*PROVIDED INFORMATION:*
════

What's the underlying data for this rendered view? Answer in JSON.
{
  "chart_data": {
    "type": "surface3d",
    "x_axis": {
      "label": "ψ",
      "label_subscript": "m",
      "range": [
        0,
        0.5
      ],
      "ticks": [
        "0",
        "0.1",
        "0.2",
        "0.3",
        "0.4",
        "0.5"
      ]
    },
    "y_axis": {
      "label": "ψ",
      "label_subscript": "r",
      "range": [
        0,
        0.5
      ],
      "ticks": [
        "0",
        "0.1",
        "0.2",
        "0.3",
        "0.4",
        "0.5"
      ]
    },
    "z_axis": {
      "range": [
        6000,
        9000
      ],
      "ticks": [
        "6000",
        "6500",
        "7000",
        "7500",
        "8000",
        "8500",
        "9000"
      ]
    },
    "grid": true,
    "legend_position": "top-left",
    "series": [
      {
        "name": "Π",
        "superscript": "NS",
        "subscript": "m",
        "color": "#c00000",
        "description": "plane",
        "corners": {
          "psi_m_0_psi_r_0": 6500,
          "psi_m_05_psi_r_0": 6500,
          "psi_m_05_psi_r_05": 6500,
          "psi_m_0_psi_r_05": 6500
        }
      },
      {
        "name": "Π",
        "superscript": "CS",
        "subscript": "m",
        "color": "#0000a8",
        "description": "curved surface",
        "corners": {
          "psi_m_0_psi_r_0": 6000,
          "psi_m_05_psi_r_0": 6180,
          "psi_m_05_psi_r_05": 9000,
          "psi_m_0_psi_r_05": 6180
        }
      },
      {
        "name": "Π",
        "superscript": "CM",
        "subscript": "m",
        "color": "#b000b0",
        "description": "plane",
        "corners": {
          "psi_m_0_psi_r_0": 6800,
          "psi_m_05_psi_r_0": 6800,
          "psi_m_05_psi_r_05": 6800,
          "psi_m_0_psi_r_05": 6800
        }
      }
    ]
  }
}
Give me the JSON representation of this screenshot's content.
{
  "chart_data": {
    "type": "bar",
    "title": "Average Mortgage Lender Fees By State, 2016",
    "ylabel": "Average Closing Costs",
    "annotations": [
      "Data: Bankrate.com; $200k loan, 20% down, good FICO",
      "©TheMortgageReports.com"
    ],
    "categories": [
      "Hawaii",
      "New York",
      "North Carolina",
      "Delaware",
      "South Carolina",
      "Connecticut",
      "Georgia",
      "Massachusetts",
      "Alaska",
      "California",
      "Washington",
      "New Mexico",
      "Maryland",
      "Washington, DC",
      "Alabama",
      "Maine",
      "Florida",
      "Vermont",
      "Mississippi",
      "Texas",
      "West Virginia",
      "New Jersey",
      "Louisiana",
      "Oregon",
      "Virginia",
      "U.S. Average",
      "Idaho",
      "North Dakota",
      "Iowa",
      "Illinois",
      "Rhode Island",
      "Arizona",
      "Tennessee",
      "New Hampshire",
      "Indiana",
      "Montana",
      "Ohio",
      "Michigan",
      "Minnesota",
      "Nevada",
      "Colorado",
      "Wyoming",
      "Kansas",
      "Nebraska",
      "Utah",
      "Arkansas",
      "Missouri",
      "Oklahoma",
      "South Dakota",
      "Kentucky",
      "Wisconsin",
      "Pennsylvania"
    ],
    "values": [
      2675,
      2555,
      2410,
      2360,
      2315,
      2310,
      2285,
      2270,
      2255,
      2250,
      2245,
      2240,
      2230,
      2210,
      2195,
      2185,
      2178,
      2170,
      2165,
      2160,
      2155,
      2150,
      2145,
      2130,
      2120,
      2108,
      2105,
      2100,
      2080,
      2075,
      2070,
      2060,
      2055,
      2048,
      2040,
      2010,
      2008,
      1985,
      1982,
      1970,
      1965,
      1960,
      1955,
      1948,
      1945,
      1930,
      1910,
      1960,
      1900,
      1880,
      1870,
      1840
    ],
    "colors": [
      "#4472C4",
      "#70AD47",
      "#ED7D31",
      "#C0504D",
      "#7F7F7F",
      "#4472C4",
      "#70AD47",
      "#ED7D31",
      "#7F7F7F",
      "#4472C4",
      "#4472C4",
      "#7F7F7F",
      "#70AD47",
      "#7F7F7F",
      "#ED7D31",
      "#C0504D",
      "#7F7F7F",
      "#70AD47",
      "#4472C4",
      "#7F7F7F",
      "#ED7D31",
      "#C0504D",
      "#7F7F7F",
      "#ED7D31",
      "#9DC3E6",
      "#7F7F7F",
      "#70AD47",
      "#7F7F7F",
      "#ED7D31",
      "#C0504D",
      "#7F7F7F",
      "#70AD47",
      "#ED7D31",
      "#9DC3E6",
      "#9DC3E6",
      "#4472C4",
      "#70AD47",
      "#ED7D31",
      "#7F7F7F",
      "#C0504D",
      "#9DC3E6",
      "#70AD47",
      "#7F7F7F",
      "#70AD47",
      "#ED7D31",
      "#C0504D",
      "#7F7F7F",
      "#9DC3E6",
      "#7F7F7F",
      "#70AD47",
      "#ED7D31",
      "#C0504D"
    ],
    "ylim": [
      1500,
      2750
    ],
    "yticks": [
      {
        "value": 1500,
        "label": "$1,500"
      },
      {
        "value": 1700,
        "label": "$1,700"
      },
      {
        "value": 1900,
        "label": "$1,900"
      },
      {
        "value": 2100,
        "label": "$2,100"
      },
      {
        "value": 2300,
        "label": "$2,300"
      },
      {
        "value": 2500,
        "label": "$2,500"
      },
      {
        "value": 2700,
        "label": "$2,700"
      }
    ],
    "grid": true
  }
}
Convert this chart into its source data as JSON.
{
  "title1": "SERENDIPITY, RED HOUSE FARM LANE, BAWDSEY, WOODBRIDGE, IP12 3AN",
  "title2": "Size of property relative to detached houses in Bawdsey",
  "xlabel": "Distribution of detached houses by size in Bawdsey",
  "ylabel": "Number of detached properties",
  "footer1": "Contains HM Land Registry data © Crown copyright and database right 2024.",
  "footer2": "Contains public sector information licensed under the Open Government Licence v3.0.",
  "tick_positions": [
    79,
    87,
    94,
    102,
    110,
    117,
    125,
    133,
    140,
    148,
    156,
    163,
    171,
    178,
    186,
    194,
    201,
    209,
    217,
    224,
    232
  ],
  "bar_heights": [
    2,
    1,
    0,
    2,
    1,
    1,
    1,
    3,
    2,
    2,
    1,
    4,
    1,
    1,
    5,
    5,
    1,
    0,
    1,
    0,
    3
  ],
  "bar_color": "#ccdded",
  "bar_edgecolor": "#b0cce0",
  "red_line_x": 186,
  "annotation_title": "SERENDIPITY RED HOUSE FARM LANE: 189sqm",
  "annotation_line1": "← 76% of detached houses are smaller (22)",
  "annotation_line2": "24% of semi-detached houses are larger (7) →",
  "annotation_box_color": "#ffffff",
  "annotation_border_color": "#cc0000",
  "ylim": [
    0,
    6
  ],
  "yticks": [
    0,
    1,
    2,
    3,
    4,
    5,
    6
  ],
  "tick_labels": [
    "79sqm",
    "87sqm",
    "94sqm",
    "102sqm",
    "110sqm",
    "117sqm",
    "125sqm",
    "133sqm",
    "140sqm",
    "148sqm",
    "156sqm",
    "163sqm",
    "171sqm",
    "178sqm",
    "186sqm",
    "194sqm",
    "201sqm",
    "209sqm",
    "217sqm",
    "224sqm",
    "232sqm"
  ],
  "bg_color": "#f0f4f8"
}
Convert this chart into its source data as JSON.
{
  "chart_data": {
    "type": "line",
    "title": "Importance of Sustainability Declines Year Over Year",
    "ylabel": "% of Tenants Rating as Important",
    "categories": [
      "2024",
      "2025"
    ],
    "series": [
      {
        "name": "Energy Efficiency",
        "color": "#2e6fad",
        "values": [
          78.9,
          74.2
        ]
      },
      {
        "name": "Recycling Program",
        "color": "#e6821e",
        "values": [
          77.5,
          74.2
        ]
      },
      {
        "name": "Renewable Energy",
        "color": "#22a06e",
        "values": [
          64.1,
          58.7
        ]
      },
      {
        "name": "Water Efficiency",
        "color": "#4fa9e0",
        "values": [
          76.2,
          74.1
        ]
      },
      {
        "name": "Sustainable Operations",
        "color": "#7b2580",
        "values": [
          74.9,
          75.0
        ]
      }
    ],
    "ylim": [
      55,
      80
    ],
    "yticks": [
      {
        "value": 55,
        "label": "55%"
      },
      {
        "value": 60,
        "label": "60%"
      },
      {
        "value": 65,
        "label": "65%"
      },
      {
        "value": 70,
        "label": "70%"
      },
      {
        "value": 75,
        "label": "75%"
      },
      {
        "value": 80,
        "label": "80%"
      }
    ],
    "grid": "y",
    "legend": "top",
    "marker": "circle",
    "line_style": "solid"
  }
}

════

*DO THIS:*
Which lines contain the word "houses"? Copy each one.

*OUTPUT FOR THIS TASK:*
  "title2": "Size of property relative to detached houses in Bawdsey",
  "xlabel": "Distribution of detached houses by size in Bawdsey",
  "annotation_line1": "← 76% of detached houses are smaller (22)",
  "annotation_line2": "24% of semi-detached houses are larger (7) →",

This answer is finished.